Exercise instructions: Retype each line of the material exactly, please, skipping any picture in it.

Exercise input:
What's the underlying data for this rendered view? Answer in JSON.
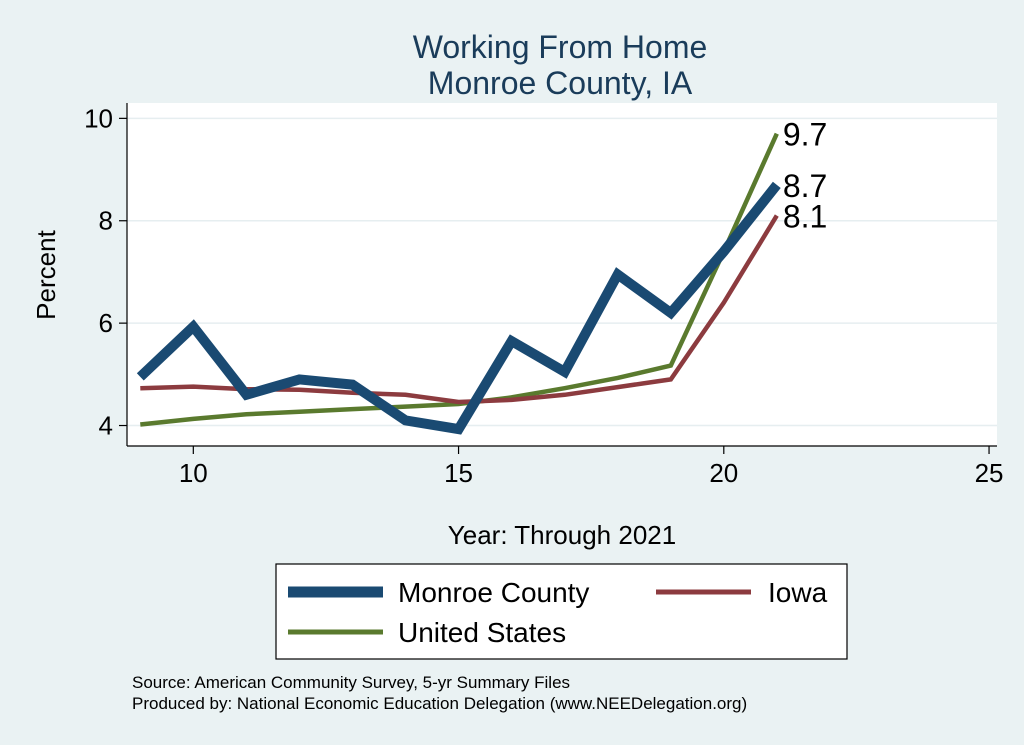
{
  "chart_data": {
    "type": "line",
    "title": [
      "Working From Home",
      "Monroe County, IA"
    ],
    "xlabel": "Year: Through 2021",
    "ylabel": "Percent",
    "xlim": [
      8.75,
      25.15
    ],
    "ylim": [
      3.6,
      10.3
    ],
    "xticks": [
      10,
      15,
      20,
      25
    ],
    "yticks": [
      4,
      6,
      8,
      10
    ],
    "grid": true,
    "series": [
      {
        "name": "Monroe County",
        "color": "#1a4a72",
        "width": "thick",
        "x": [
          9,
          10,
          11,
          12,
          13,
          14,
          15,
          16,
          17,
          18,
          19,
          20,
          21
        ],
        "y": [
          4.95,
          5.93,
          4.6,
          4.9,
          4.8,
          4.1,
          3.93,
          5.65,
          5.05,
          6.95,
          6.2,
          7.4,
          8.7
        ],
        "end_label": "8.7"
      },
      {
        "name": "Iowa",
        "color": "#8c3b3f",
        "width": "medium",
        "x": [
          9,
          10,
          11,
          12,
          13,
          14,
          15,
          16,
          17,
          18,
          19,
          20,
          21
        ],
        "y": [
          4.73,
          4.76,
          4.71,
          4.7,
          4.64,
          4.6,
          4.46,
          4.5,
          4.6,
          4.75,
          4.9,
          6.4,
          8.1
        ],
        "end_label": "8.1"
      },
      {
        "name": "United States",
        "color": "#5a7a2e",
        "width": "medium",
        "x": [
          9,
          10,
          11,
          12,
          13,
          14,
          15,
          16,
          17,
          18,
          19,
          20,
          21
        ],
        "y": [
          4.02,
          4.13,
          4.22,
          4.27,
          4.32,
          4.37,
          4.42,
          4.55,
          4.73,
          4.93,
          5.17,
          7.4,
          9.7
        ],
        "end_label": "9.7"
      }
    ],
    "legend": [
      "Monroe County",
      "Iowa",
      "United States"
    ],
    "legend_position": "bottom",
    "notes": [
      "Source: American Community Survey, 5-yr Summary Files",
      "Produced by: National Economic Education Delegation (www.NEEDelegation.org)"
    ]
  }
}
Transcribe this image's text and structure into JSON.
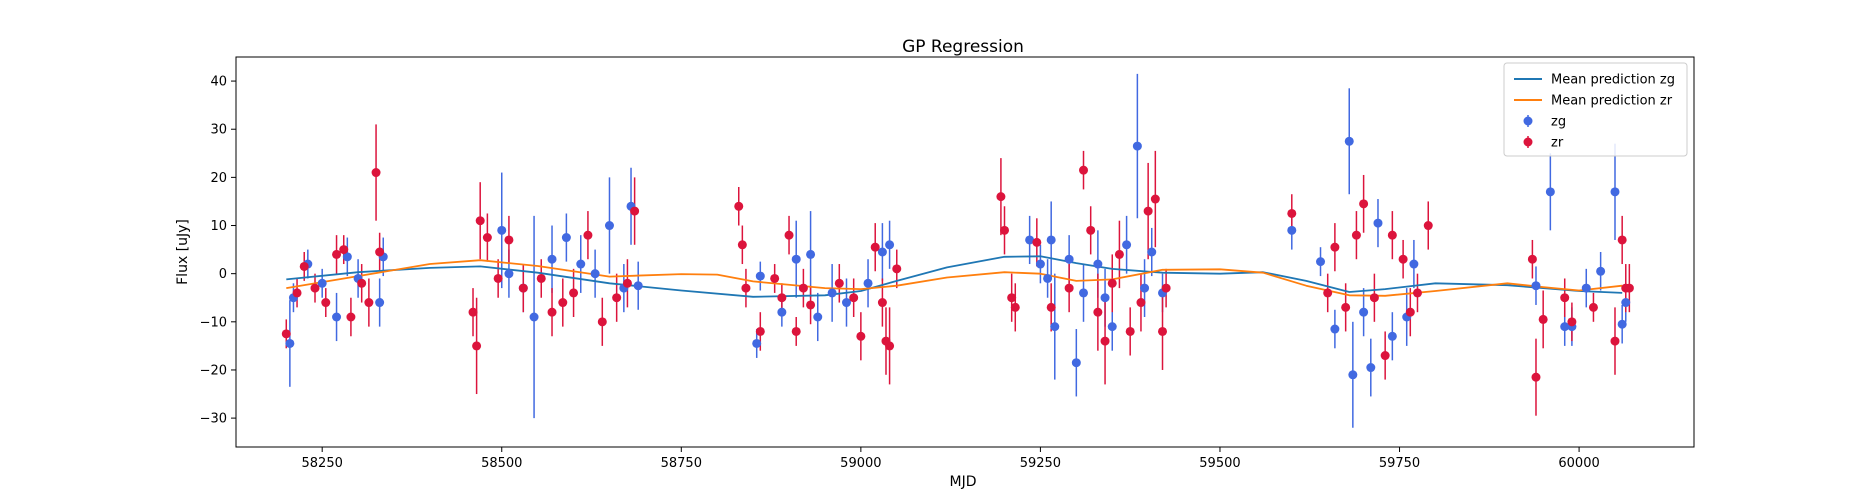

Output for this exercise:
What's the underlying data for this rendered view? Answer in JSON.
{
  "chart_data": {
    "type": "line",
    "title": [
      "Working From Home",
      "Monroe County, IA"
    ],
    "xlabel": "Year: Through 2021",
    "ylabel": "Percent",
    "xlim": [
      8.75,
      25.15
    ],
    "ylim": [
      3.6,
      10.3
    ],
    "xticks": [
      10,
      15,
      20,
      25
    ],
    "yticks": [
      4,
      6,
      8,
      10
    ],
    "grid": true,
    "series": [
      {
        "name": "Monroe County",
        "color": "#1a4a72",
        "width": "thick",
        "x": [
          9,
          10,
          11,
          12,
          13,
          14,
          15,
          16,
          17,
          18,
          19,
          20,
          21
        ],
        "y": [
          4.95,
          5.93,
          4.6,
          4.9,
          4.8,
          4.1,
          3.93,
          5.65,
          5.05,
          6.95,
          6.2,
          7.4,
          8.7
        ],
        "end_label": "8.7"
      },
      {
        "name": "Iowa",
        "color": "#8c3b3f",
        "width": "medium",
        "x": [
          9,
          10,
          11,
          12,
          13,
          14,
          15,
          16,
          17,
          18,
          19,
          20,
          21
        ],
        "y": [
          4.73,
          4.76,
          4.71,
          4.7,
          4.64,
          4.6,
          4.46,
          4.5,
          4.6,
          4.75,
          4.9,
          6.4,
          8.1
        ],
        "end_label": "8.1"
      },
      {
        "name": "United States",
        "color": "#5a7a2e",
        "width": "medium",
        "x": [
          9,
          10,
          11,
          12,
          13,
          14,
          15,
          16,
          17,
          18,
          19,
          20,
          21
        ],
        "y": [
          4.02,
          4.13,
          4.22,
          4.27,
          4.32,
          4.37,
          4.42,
          4.55,
          4.73,
          4.93,
          5.17,
          7.4,
          9.7
        ],
        "end_label": "9.7"
      }
    ],
    "legend": [
      "Monroe County",
      "Iowa",
      "United States"
    ],
    "legend_position": "bottom",
    "notes": [
      "Source: American Community Survey, 5-yr Summary Files",
      "Produced by: National Economic Education Delegation (www.NEEDelegation.org)"
    ]
  }
}
Transcribe this image's text and structure into JSON.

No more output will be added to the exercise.